Report every line in the listing below where the string "give" shows up.

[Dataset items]
::::

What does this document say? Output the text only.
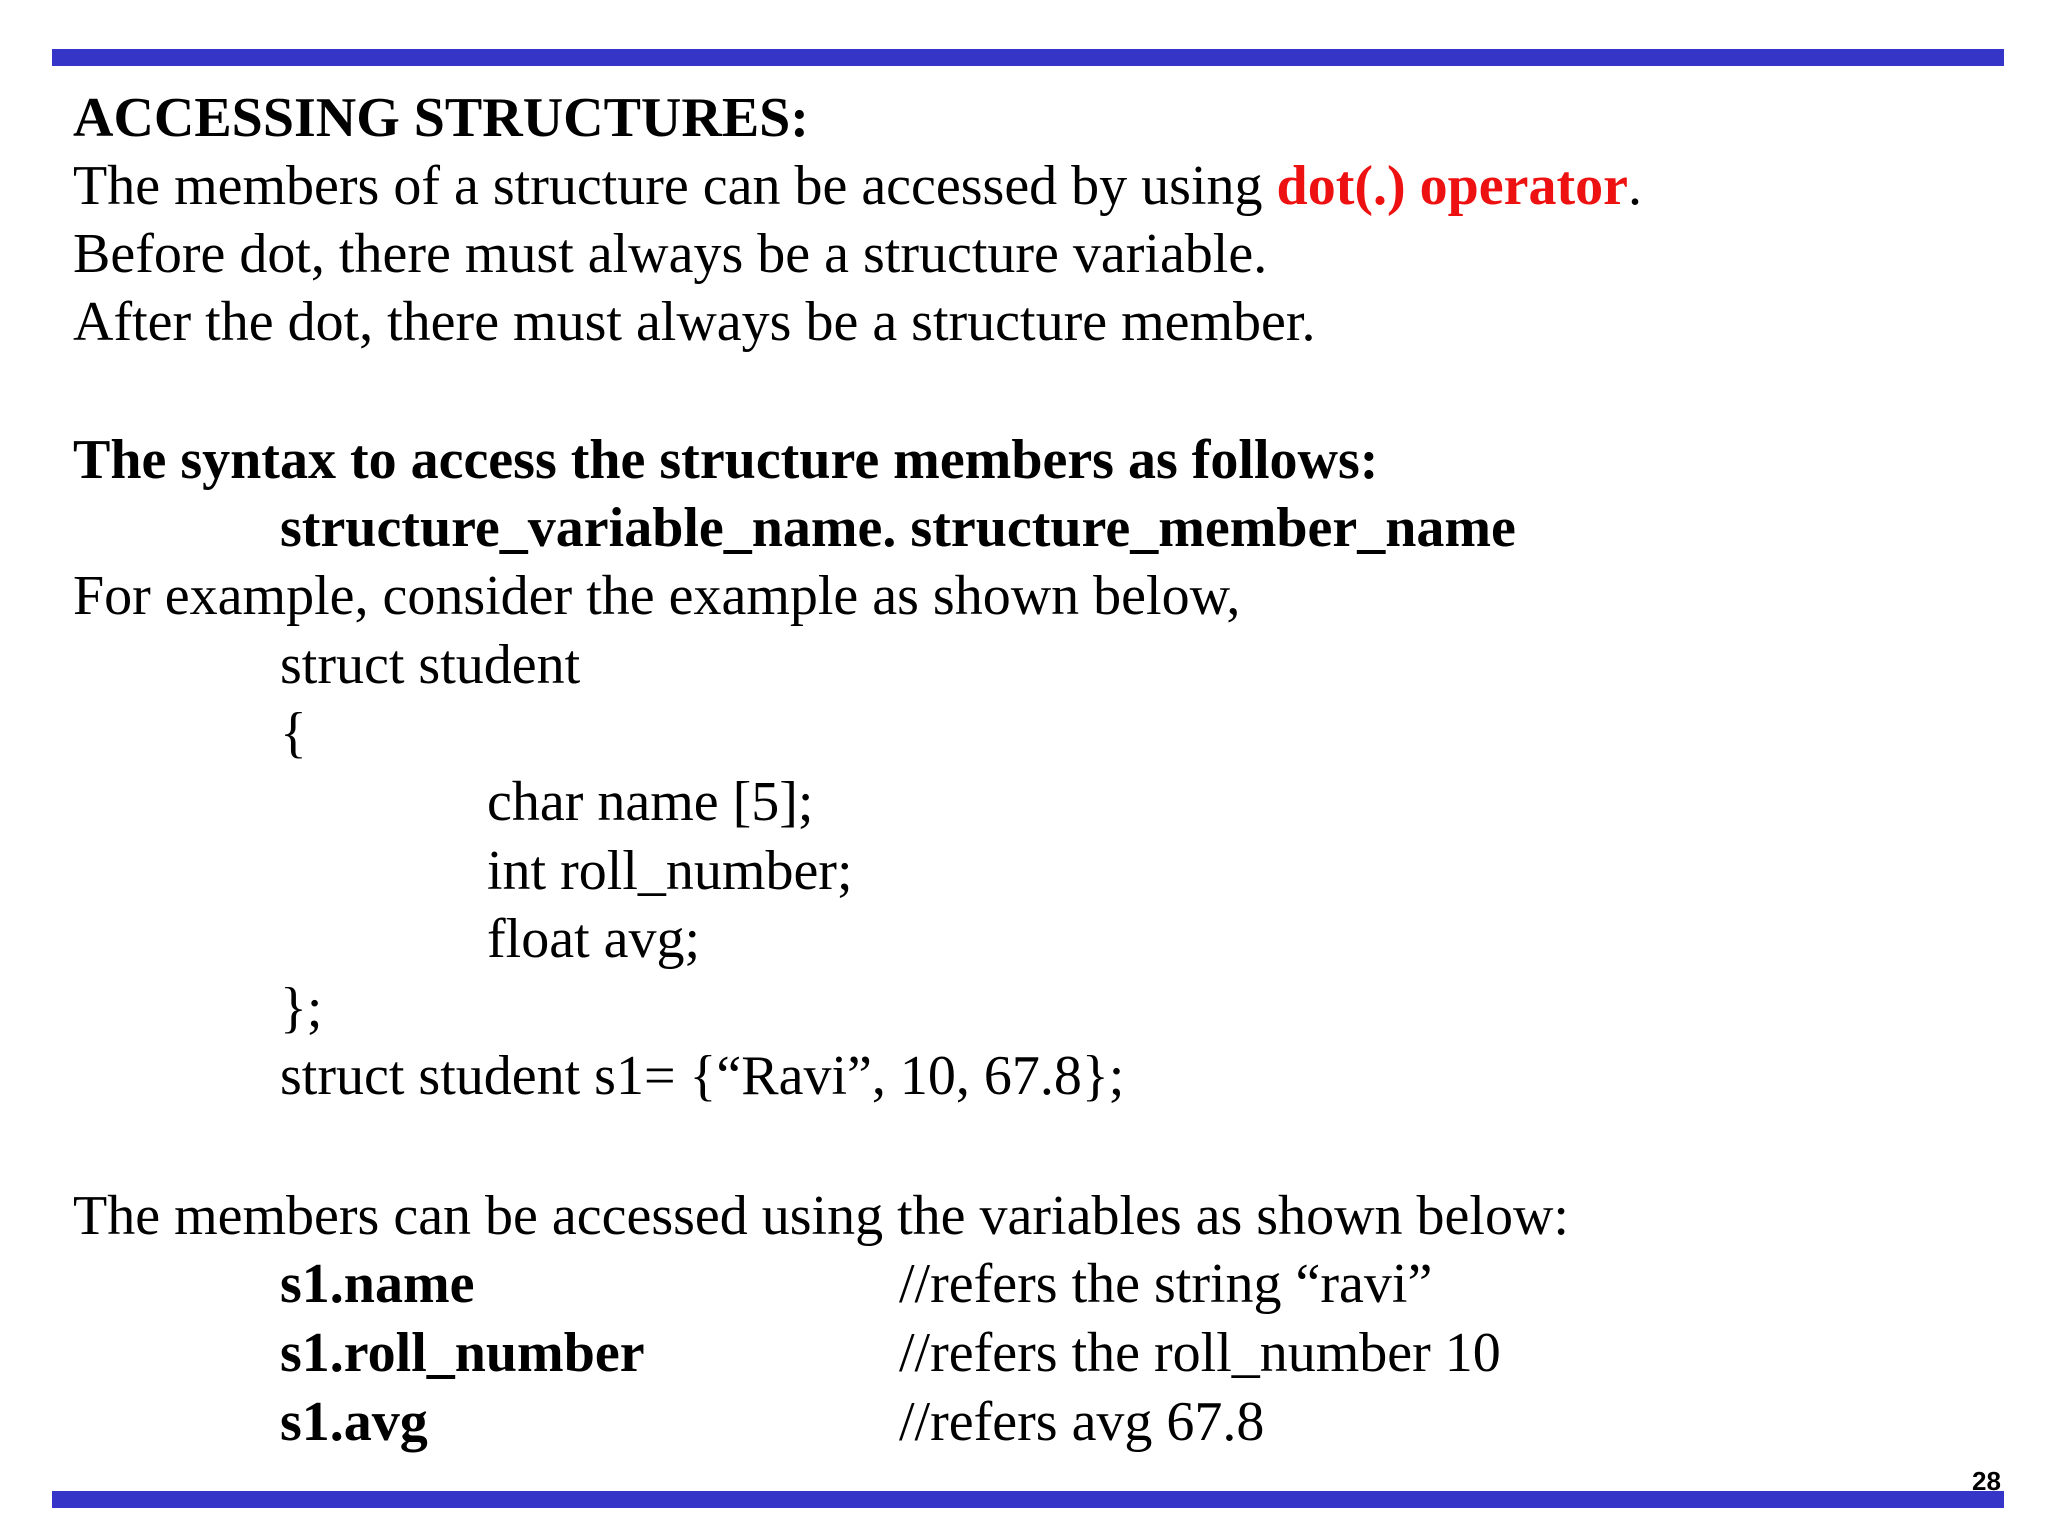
ACCESSING STRUCTURES:
The members of a structure can be accessed by using dot(.) operator.
Before dot, there must always be a structure variable.
After the dot, there must always be a structure member.
The syntax to access the structure members as follows:
structure_variable_name. structure_member_name
For example, consider the example as shown below,
struct student
{
char name [5];
int roll_number;
float avg;
};
struct student s1= {“Ravi”, 10, 67.8};
The members can be accessed using the variables as shown below:
s1.name	//refers the string “ravi”
s1.roll_number	//refers the roll_number 10
s1.avg	//refers avg 67.8
28
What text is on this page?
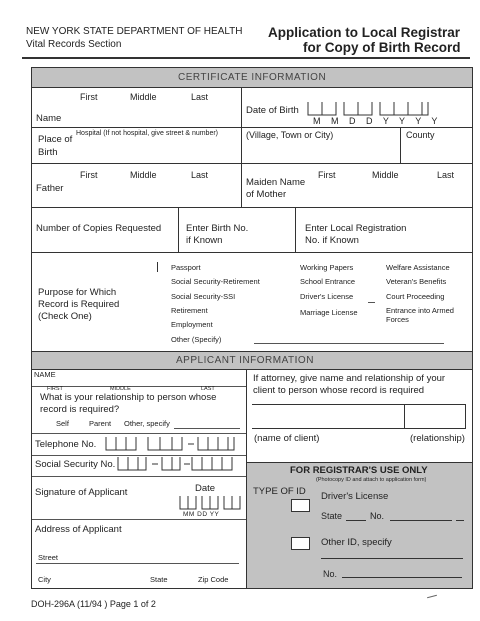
NEW YORK STATE DEPARTMENT OF HEALTH
Vital Records Section
Application to Local Registrar
for Copy of Birth Record
CERTIFICATE INFORMATION
First	Middle	Last
Name
Date of Birth
M M D D Y Y Y Y
Place of
Birth
Hospital (If not hospital, give street & number)	(Village, Town or City)	County
First	Middle	Last
Father
Maiden Name
of Mother
First	Middle	Last
Number of Copies Requested	Enter Birth No.
if Known
Enter Local Registration
No. if Known
Purpose for Which
Record is Required
(Check One)
Passport
Social Security-Retirement
Social Security-SSI
Retirement
Employment
Other (Specify)
Working Papers
School Entrance
Driver's License
Marriage License
Welfare Assistance
Veteran's Benefits
Court Proceeding
Entrance into Armed
Forces
APPLICANT INFORMATION
NAME
FIRST	MIDDLE	LAST
What is your relationship to person whose
record is required?
Self	Parent Other, specify
If attorney, give name and relationship of your
client to person whose record is required
(name of client)	(relationship)
Telephone No.
Social Security No.
Signature of Applicant	Date
MM DD YY
Address of Applicant
Street
City	State	Zip Code
FOR REGISTRAR'S USE ONLY
(Photocopy ID and attach to application form)
TYPE OF ID Driver's License
State	No.
Other ID, specify
No.
DOH-296A (11/94 ) Page 1 of 2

::::

EXERCISE OUTPUT =>
Hospital (If not hospital, give street & number)	(Village, Town or City)	County
If attorney, give name and relationship of your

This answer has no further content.